### Provided passage ###
CC: How did the funding come to an end?
CV: “In October I was called by the President of the Cortes Island Senior Society, with the disconcerting announcement that they found out that they actually didn’t have money for the seniors programs anymore, nor my job. They dropped it right there and then. That was a shock. No senior’s work on the island and I was suddenly unemployed.”
“But I thought, When a door closes somewhere, then a window will open somewhere else.’”
“So I just waited and I decided to go on organizing the ride shares for seniors because they’re so important, since we don’t have public transport on the island. We need the ride shares. People need to get to the clinic and to the hospital. I have a list of volunteers who are willing to drive people either on the island, or both on the island and off island.”
“There are only a few highly valued volunteers. Without them, the whole program wouldn’t work, of course. So I’m deeply grateful for the ones who were, and still are stepping up even on short notice.”
“That’s what I want to avoid, but it happens. Sometimes I had to turn myself into a pretzel to get it all done. Like when somebody needs a ride to town, to the hospital. Then I had to organize a different volunteer who would pick up the client early in the morning, at 7:00 AM or so, to take that person to the ferry. Where that person then would change cars and go into the other car and then go to town, hospital and back. And then maybe with another volunteer home again, when they live in Mansons or the south end, or Squirrel Cove in (not in Whaletown). There’s quite a bit of organizing and it is always a victory when it works.”
CC: Other than the driving, did all of the programs totally stop?
CV: “The programs that were running by themselves kept on going, but the programs that were organized by me stopped.”
“The walking group is not organized by the Senior’s Coordinator, so that kept on going. Chess kept on going. The memoir writing that I started years ago stopped for a while. It started again in the spring.”
“The luncheon stopped. For a while, nothing happened. Then Gerri Davis and George Lerchs, who had hosted seniors luncheons before, decided to offer seniors luncheons every month. Gerri is a very good cook. So once a month, she would have maybe 20 seniors in her home.”
###
▸ **Exercises to complete**:
**a)** Using the interview about seniors programs on Cortes Island, answer each question.
(i) Who called in October with the news that the money had run out?
(ii) What does the interview give as the reason ride shares matter on the island?
(iii) Who decided to offer seniors luncheons every month?
**b)** List every seniors activity or program that the interview about Cortes Island names.
**c)** Proceed with the interview about seniors programs on Cortes Island, beginning right after its final sentence.
### Records ###
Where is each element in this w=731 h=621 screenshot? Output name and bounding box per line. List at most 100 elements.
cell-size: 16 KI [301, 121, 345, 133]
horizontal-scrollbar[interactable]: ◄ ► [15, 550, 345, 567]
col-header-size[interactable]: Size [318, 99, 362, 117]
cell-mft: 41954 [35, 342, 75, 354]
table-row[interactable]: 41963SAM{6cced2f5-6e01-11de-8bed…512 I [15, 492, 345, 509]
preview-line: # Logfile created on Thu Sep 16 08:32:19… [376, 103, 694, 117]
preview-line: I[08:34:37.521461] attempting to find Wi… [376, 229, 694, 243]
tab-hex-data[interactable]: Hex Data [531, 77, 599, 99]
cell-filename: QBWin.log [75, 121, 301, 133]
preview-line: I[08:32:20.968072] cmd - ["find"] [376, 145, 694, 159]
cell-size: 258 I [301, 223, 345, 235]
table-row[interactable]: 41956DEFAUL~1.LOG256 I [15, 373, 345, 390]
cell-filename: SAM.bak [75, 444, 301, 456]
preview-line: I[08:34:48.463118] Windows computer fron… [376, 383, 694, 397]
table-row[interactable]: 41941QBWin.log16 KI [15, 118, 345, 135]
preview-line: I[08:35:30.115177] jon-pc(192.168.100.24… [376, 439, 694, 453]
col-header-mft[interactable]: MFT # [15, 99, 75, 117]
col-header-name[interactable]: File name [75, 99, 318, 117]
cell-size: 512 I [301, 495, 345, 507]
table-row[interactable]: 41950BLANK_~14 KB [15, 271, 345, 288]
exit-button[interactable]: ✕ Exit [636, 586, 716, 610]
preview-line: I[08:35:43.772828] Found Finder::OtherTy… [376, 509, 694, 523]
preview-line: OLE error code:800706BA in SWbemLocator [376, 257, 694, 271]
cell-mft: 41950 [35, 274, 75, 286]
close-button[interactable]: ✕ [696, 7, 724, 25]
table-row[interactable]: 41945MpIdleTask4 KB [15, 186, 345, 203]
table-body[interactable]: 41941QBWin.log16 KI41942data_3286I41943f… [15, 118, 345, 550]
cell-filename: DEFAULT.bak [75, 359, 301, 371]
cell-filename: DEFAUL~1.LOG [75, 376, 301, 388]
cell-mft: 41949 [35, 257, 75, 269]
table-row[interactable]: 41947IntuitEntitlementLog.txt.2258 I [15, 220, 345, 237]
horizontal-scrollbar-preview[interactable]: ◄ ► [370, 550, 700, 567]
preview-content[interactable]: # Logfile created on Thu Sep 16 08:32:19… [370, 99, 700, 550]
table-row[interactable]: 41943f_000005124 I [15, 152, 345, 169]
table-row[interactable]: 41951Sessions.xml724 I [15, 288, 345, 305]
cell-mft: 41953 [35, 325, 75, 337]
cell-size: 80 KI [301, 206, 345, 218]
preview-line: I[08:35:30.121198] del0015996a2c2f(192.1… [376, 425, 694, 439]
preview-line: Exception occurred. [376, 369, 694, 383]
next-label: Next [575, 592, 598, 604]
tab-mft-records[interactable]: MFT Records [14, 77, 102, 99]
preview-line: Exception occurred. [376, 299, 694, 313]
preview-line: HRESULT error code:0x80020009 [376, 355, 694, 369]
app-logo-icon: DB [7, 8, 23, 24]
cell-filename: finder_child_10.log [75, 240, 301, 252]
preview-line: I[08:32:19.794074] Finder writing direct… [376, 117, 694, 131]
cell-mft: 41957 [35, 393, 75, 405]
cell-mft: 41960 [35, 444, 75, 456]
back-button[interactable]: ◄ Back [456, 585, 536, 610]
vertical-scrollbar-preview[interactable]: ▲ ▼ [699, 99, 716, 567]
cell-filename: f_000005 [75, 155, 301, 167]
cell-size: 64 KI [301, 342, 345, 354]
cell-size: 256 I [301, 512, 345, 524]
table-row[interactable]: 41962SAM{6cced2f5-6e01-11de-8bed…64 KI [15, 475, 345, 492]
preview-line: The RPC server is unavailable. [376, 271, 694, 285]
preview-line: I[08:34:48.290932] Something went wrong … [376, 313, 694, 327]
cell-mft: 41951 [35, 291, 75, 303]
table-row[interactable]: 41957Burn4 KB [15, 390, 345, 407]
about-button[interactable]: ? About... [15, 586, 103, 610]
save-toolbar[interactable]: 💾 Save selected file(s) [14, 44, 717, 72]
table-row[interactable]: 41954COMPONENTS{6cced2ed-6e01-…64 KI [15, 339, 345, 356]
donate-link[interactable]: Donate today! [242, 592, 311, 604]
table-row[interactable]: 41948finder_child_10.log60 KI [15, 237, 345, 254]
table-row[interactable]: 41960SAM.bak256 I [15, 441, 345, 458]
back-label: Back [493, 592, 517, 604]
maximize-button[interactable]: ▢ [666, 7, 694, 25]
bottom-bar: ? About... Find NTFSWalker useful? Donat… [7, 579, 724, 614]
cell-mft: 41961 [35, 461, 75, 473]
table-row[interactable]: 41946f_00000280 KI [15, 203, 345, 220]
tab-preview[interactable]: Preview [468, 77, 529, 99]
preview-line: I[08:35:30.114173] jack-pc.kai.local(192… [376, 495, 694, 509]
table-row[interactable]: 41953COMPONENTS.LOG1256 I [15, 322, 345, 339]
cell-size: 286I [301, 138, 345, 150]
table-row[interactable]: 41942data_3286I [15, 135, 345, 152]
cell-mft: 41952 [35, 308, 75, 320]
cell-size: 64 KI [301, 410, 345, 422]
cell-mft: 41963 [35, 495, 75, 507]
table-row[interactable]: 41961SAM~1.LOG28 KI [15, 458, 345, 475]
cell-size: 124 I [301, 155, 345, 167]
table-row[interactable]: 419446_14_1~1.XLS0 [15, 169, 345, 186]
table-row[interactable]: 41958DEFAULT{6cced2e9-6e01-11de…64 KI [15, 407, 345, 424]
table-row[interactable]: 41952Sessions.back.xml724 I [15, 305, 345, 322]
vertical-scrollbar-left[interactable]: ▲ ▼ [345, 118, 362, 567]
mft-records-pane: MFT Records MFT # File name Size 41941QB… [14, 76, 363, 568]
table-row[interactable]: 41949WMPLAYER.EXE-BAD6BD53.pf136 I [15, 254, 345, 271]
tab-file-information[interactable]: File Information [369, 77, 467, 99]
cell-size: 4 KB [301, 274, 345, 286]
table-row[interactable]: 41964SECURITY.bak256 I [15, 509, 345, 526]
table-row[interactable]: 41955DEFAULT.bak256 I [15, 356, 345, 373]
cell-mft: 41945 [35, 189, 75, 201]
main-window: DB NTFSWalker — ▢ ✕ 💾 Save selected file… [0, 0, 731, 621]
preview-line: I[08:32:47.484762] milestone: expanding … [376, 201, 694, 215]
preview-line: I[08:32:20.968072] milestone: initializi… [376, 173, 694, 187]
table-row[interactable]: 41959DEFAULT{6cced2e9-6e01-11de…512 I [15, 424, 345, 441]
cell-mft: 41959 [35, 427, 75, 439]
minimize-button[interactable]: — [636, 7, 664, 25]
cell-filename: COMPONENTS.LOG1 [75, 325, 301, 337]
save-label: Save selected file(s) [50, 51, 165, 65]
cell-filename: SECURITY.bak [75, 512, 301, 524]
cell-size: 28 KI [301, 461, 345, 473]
###
▸ **Responses to the exercise**:
**a)**
(i) The President of the Cortes Island Senior Society.
(ii) There is no public transport on the island.
(iii) Gerri Davis and George Lerchs.

**b)** ride shares, the walking group, chess, memoir writing, seniors luncheons

**c)**
According to the June 2023 Cortes Island Seniors Society News, this program has been put on hold until the fall. They suggest that interested seniors show up at the Community Cafe, in Mansons Hall, Wednesdays at 12:30.



CV: “I have approached the museum to host the literary afternoons for the rest of the season, and they agreed to that. We had one in March.”
CC: Tell me about the rebirth of Seniors Helping Seniors.
CV: “Ester Strijbos and I were running the ‘Better At Home Program.’”
“She was the first coordinator of Seniors Helping Seniors, and she decided there cannot be nothing for seniors on Cortes. So she applied for a few grants and she got them all. Now we have a grant from New Horizons that she managed to get under the umbrella of the Cortes Community Health Association, the CCHA for a year. That’s wonderful because the program could keep on going.
“At the last minute, the Cortes Island Senior Society decided to host the Better at Home Program for another year. Yay!”
“And Ester thought, ‘We cannot live without a senior society that organizes these programs. I will start another one.’ So she set up the Support Our Seniors Society (SOSS). They have a board, they have a bookkeeper. We have the programs. When the SOS Society is really up and running those programs will go to the new senior society and then we will carry on.